Data records:

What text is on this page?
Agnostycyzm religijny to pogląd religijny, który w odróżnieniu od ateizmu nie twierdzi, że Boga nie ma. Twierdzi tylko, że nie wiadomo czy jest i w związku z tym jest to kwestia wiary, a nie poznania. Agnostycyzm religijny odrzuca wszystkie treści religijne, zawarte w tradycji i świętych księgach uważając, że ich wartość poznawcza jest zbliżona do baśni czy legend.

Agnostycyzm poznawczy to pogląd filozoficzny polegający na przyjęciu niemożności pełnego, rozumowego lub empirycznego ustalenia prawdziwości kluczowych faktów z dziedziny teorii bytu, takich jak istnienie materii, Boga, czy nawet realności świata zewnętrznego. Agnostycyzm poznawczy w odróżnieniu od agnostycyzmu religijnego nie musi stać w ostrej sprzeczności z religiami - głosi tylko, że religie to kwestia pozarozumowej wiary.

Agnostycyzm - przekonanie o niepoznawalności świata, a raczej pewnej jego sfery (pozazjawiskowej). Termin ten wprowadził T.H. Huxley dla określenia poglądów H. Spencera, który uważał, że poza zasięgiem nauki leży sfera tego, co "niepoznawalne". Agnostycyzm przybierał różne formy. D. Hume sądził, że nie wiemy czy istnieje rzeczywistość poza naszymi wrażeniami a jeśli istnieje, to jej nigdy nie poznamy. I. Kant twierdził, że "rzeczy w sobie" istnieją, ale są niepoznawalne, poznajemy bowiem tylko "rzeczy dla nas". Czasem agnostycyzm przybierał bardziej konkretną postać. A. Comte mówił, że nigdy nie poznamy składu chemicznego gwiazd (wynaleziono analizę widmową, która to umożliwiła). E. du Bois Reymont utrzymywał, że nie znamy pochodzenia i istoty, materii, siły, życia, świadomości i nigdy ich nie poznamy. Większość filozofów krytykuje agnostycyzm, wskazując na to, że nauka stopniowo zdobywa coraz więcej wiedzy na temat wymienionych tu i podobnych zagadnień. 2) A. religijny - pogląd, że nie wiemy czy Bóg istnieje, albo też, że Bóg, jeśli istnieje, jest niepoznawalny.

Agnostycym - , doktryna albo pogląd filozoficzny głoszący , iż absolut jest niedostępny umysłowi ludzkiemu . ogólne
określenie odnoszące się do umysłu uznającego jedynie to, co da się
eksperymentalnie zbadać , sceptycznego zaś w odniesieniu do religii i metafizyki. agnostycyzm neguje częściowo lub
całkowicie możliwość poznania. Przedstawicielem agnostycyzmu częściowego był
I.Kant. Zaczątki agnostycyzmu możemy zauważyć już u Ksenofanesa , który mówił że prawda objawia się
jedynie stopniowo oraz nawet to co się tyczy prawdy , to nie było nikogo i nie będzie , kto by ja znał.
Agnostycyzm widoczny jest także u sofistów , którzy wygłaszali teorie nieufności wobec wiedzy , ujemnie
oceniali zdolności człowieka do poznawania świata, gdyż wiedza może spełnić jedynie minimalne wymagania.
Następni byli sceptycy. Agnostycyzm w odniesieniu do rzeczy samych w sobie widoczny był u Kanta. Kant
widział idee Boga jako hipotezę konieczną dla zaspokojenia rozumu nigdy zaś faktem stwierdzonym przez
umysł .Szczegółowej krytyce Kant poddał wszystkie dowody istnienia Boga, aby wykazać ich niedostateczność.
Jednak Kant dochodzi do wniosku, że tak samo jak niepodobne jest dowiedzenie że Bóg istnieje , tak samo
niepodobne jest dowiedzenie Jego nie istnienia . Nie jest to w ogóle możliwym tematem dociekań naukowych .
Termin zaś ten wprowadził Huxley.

* Written exercise *
Where a line above holds the string "agnostycyzmu", show that line.

* Solved exercise *
Agnostycyzm poznawczy to pogląd filozoficzny polegający na przyjęciu niemożności pełnego, rozumowego lub empirycznego ustalenia prawdziwości kluczowych faktów z dziedziny teorii bytu, takich jak istnienie materii, Boga, czy nawet realności świata zewnętrznego. Agnostycyzm poznawczy w odróżnieniu od agnostycyzmu religijnego nie musi stać w ostrej sprzeczności z religiami - głosi tylko, że religie to kwestia pozarozumowej wiary.
całkowicie możliwość poznania. Przedstawicielem agnostycyzmu częściowego był
I.Kant. Zaczątki agnostycyzmu możemy zauważyć już u Ksenofanesa , który mówił że prawda objawia się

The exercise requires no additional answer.